Repeat the data below exactly, dropping any pictures it holds.

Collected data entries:

☆ ☆ ☆ ☆ ☆

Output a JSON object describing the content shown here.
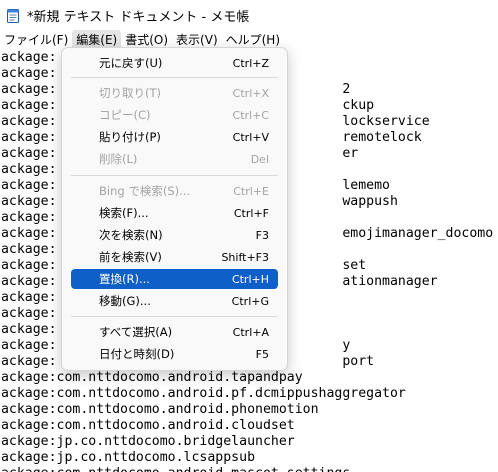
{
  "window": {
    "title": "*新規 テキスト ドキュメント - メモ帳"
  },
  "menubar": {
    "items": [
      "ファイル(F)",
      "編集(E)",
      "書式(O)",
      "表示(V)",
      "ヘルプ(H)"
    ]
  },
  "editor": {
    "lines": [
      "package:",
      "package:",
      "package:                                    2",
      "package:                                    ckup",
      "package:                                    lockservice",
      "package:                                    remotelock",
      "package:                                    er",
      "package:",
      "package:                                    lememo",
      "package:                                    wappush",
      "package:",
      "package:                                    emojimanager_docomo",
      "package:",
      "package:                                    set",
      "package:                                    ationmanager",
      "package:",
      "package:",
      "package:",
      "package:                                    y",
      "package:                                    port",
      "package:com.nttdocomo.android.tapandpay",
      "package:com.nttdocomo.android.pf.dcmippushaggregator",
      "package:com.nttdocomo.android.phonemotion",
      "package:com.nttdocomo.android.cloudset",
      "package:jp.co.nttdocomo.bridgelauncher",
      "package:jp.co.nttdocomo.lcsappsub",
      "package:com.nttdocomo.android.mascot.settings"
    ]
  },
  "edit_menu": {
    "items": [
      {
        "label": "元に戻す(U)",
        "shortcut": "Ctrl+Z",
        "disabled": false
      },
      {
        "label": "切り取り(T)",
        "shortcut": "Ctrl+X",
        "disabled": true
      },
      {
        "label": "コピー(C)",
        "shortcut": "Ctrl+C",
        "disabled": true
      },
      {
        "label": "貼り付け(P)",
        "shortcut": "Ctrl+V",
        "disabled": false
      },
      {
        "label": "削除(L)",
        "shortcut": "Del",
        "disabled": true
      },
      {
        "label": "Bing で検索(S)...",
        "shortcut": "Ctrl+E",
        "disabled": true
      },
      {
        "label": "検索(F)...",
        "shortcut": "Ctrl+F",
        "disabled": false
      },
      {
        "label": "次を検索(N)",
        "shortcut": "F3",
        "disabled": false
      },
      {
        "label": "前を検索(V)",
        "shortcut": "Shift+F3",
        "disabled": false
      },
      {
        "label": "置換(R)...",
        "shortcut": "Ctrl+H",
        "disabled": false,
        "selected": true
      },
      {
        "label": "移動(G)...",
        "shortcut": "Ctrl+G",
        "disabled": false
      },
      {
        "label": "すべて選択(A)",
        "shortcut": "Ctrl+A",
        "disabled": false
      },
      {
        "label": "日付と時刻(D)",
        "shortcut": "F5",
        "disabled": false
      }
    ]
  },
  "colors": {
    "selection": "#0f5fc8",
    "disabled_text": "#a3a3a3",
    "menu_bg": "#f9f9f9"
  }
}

☆ ☆ ☆ ☆ ☆

Answer below:
Output a JSON object describing the content shown here.
{
  "window": {
    "title": "*新規 テキスト ドキュメント - メモ帳"
  },
  "menubar": {
    "items": [
      "ファイル(F)",
      "編集(E)",
      "書式(O)",
      "表示(V)",
      "ヘルプ(H)"
    ]
  },
  "editor": {
    "lines": [
      "package:",
      "package:",
      "package:                                    2",
      "package:                                    ckup",
      "package:                                    lockservice",
      "package:                                    remotelock",
      "package:                                    er",
      "package:",
      "package:                                    lememo",
      "package:                                    wappush",
      "package:",
      "package:                                    emojimanager_docomo",
      "package:",
      "package:                                    set",
      "package:                                    ationmanager",
      "package:",
      "package:",
      "package:",
      "package:                                    y",
      "package:                                    port",
      "package:com.nttdocomo.android.tapandpay",
      "package:com.nttdocomo.android.pf.dcmippushaggregator",
      "package:com.nttdocomo.android.phonemotion",
      "package:com.nttdocomo.android.cloudset",
      "package:jp.co.nttdocomo.bridgelauncher",
      "package:jp.co.nttdocomo.lcsappsub",
      "package:com.nttdocomo.android.mascot.settings"
    ]
  },
  "edit_menu": {
    "items": [
      {
        "label": "元に戻す(U)",
        "shortcut": "Ctrl+Z",
        "disabled": false
      },
      {
        "label": "切り取り(T)",
        "shortcut": "Ctrl+X",
        "disabled": true
      },
      {
        "label": "コピー(C)",
        "shortcut": "Ctrl+C",
        "disabled": true
      },
      {
        "label": "貼り付け(P)",
        "shortcut": "Ctrl+V",
        "disabled": false
      },
      {
        "label": "削除(L)",
        "shortcut": "Del",
        "disabled": true
      },
      {
        "label": "Bing で検索(S)...",
        "shortcut": "Ctrl+E",
        "disabled": true
      },
      {
        "label": "検索(F)...",
        "shortcut": "Ctrl+F",
        "disabled": false
      },
      {
        "label": "次を検索(N)",
        "shortcut": "F3",
        "disabled": false
      },
      {
        "label": "前を検索(V)",
        "shortcut": "Shift+F3",
        "disabled": false
      },
      {
        "label": "置換(R)...",
        "shortcut": "Ctrl+H",
        "disabled": false,
        "selected": true
      },
      {
        "label": "移動(G)...",
        "shortcut": "Ctrl+G",
        "disabled": false
      },
      {
        "label": "すべて選択(A)",
        "shortcut": "Ctrl+A",
        "disabled": false
      },
      {
        "label": "日付と時刻(D)",
        "shortcut": "F5",
        "disabled": false
      }
    ]
  },
  "colors": {
    "selection": "#0f5fc8",
    "disabled_text": "#a3a3a3",
    "menu_bg": "#f9f9f9"
  }
}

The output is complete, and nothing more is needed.